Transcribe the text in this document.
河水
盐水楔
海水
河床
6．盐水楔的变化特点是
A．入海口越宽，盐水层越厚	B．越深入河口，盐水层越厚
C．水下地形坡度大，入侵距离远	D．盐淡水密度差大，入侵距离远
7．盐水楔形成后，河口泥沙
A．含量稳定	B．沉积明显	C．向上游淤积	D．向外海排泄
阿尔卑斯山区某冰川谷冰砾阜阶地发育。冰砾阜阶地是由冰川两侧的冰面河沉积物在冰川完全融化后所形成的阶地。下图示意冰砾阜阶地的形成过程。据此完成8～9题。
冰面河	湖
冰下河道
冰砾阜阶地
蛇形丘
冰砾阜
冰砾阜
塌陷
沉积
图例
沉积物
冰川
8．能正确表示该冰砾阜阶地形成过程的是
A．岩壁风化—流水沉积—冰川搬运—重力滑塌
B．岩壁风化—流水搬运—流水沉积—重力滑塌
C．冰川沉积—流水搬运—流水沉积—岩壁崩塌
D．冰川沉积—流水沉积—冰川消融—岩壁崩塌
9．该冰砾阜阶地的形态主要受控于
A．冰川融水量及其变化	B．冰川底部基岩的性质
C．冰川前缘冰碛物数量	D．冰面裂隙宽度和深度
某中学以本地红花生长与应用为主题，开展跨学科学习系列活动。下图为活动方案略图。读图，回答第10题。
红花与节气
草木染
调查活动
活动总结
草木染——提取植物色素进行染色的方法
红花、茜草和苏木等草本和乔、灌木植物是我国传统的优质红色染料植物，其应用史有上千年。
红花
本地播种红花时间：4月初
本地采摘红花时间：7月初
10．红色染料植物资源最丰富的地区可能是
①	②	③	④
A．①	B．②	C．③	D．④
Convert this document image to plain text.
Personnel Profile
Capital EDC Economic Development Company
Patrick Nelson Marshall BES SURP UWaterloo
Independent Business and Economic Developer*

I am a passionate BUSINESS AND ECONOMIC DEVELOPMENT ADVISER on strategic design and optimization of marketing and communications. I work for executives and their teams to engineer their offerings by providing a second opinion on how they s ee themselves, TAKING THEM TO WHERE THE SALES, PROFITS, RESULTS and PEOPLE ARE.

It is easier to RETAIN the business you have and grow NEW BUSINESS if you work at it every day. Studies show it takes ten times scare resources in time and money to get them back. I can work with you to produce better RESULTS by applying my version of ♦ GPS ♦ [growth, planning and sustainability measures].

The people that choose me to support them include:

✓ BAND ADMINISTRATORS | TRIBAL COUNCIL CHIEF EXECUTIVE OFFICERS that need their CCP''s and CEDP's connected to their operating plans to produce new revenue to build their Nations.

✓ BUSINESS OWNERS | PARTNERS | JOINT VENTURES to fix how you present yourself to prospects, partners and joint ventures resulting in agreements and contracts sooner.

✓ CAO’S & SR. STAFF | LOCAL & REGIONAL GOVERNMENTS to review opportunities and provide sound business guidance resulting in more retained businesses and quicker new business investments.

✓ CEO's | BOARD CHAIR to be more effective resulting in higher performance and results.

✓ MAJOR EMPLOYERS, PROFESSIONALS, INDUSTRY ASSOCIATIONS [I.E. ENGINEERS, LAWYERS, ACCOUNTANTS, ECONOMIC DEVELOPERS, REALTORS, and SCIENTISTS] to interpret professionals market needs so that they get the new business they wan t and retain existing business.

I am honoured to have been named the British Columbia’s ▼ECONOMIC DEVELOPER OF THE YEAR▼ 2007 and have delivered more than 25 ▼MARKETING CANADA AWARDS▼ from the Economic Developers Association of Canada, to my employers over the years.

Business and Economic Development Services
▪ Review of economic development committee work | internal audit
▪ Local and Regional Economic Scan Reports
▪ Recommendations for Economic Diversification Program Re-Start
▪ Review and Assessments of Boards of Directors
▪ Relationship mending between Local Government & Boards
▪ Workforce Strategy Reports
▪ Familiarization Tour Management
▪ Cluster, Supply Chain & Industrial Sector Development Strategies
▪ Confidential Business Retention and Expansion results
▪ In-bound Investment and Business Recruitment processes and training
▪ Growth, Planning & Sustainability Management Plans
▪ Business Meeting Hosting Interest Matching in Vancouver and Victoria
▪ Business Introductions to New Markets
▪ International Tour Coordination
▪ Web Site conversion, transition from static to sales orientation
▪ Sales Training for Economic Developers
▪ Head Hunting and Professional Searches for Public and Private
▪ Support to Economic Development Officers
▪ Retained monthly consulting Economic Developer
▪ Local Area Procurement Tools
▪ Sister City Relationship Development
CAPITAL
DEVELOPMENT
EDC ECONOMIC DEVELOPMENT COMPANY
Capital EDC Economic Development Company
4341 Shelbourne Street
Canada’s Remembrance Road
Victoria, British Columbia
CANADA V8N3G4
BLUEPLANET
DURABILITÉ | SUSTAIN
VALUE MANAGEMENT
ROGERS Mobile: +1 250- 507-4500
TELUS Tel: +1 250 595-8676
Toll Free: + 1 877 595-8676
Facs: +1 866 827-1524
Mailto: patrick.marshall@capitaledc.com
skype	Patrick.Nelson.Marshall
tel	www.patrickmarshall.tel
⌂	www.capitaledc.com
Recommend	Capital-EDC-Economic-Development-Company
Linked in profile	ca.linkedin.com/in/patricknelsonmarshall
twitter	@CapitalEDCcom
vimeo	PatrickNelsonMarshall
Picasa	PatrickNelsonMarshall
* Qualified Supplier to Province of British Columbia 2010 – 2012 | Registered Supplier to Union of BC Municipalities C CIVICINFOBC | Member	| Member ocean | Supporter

Requirements: Each entry above needs to be retyped exactly.

Exercise response:
Transcribe the text in this document.
河水
盐水楔
海水
河床
6．盐水楔的变化特点是
A．入海口越宽，盐水层越厚	B．越深入河口，盐水层越厚
C．水下地形坡度大，入侵距离远	D．盐淡水密度差大，入侵距离远
7．盐水楔形成后，河口泥沙
A．含量稳定	B．沉积明显	C．向上游淤积	D．向外海排泄
阿尔卑斯山区某冰川谷冰砾阜阶地发育。冰砾阜阶地是由冰川两侧的冰面河沉积物在冰川完全融化后所形成的阶地。下图示意冰砾阜阶地的形成过程。据此完成8～9题。
冰面河	湖
冰下河道
冰砾阜阶地
蛇形丘
冰砾阜
冰砾阜
塌陷
沉积
图例
沉积物
冰川
8．能正确表示该冰砾阜阶地形成过程的是
A．岩壁风化—流水沉积—冰川搬运—重力滑塌
B．岩壁风化—流水搬运—流水沉积—重力滑塌
C．冰川沉积—流水搬运—流水沉积—岩壁崩塌
D．冰川沉积—流水沉积—冰川消融—岩壁崩塌
9．该冰砾阜阶地的形态主要受控于
A．冰川融水量及其变化	B．冰川底部基岩的性质
C．冰川前缘冰碛物数量	D．冰面裂隙宽度和深度
某中学以本地红花生长与应用为主题，开展跨学科学习系列活动。下图为活动方案略图。读图，回答第10题。
红花与节气
草木染
调查活动
活动总结
草木染——提取植物色素进行染色的方法
红花、茜草和苏木等草本和乔、灌木植物是我国传统的优质红色染料植物，其应用史有上千年。
红花
本地播种红花时间：4月初
本地采摘红花时间：7月初
10．红色染料植物资源最丰富的地区可能是
①	②	③	④
A．①	B．②	C．③	D．④
Convert this document image to plain text.
Personnel Profile
Capital EDC Economic Development Company
Patrick Nelson Marshall BES SURP UWaterloo
Independent Business and Economic Developer*

I am a passionate BUSINESS AND ECONOMIC DEVELOPMENT ADVISER on strategic design and optimization of marketing and communications. I work for executives and their teams to engineer their offerings by providing a second opinion on how they s ee themselves, TAKING THEM TO WHERE THE SALES, PROFITS, RESULTS and PEOPLE ARE.

It is easier to RETAIN the business you have and grow NEW BUSINESS if you work at it every day. Studies show it takes ten times scare resources in time and money to get them back. I can work with you to produce better RESULTS by applying my version of ♦ GPS ♦ [growth, planning and sustainability measures].

The people that choose me to support them include:

✓ BAND ADMINISTRATORS | TRIBAL COUNCIL CHIEF EXECUTIVE OFFICERS that need their CCP''s and CEDP's connected to their operating plans to produce new revenue to build their Nations.

✓ BUSINESS OWNERS | PARTNERS | JOINT VENTURES to fix how you present yourself to prospects, partners and joint ventures resulting in agreements and contracts sooner.

✓ CAO’S & SR. STAFF | LOCAL & REGIONAL GOVERNMENTS to review opportunities and provide sound business guidance resulting in more retained businesses and quicker new business investments.

✓ CEO's | BOARD CHAIR to be more effective resulting in higher performance and results.

✓ MAJOR EMPLOYERS, PROFESSIONALS, INDUSTRY ASSOCIATIONS [I.E. ENGINEERS, LAWYERS, ACCOUNTANTS, ECONOMIC DEVELOPERS, REALTORS, and SCIENTISTS] to interpret professionals market needs so that they get the new business they wan t and retain existing business.

I am honoured to have been named the British Columbia’s ▼ECONOMIC DEVELOPER OF THE YEAR▼ 2007 and have delivered more than 25 ▼MARKETING CANADA AWARDS▼ from the Economic Developers Association of Canada, to my employers over the years.

Business and Economic Development Services
▪ Review of economic development committee work | internal audit
▪ Local and Regional Economic Scan Reports
▪ Recommendations for Economic Diversification Program Re-Start
▪ Review and Assessments of Boards of Directors
▪ Relationship mending between Local Government & Boards
▪ Workforce Strategy Reports
▪ Familiarization Tour Management
▪ Cluster, Supply Chain & Industrial Sector Development Strategies
▪ Confidential Business Retention and Expansion results
▪ In-bound Investment and Business Recruitment processes and training
▪ Growth, Planning & Sustainability Management Plans
▪ Business Meeting Hosting Interest Matching in Vancouver and Victoria
▪ Business Introductions to New Markets
▪ International Tour Coordination
▪ Web Site conversion, transition from static to sales orientation
▪ Sales Training for Economic Developers
▪ Head Hunting and Professional Searches for Public and Private
▪ Support to Economic Development Officers
▪ Retained monthly consulting Economic Developer
▪ Local Area Procurement Tools
▪ Sister City Relationship Development
CAPITAL
DEVELOPMENT
EDC ECONOMIC DEVELOPMENT COMPANY
Capital EDC Economic Development Company
4341 Shelbourne Street
Canada’s Remembrance Road
Victoria, British Columbia
CANADA V8N3G4
BLUEPLANET
DURABILITÉ | SUSTAIN
VALUE MANAGEMENT
ROGERS Mobile: +1 250- 507-4500
TELUS Tel: +1 250 595-8676
Toll Free: + 1 877 595-8676
Facs: +1 866 827-1524
Mailto: patrick.marshall@capitaledc.com
skype	Patrick.Nelson.Marshall
tel	www.patrickmarshall.tel
⌂	www.capitaledc.com
Recommend	Capital-EDC-Economic-Development-Company
Linked in profile	ca.linkedin.com/in/patricknelsonmarshall
twitter	@CapitalEDCcom
vimeo	PatrickNelsonMarshall
Picasa	PatrickNelsonMarshall
* Qualified Supplier to Province of British Columbia 2010 – 2012 | Registered Supplier to Union of BC Municipalities C CIVICINFOBC | Member	| Member ocean | Supporter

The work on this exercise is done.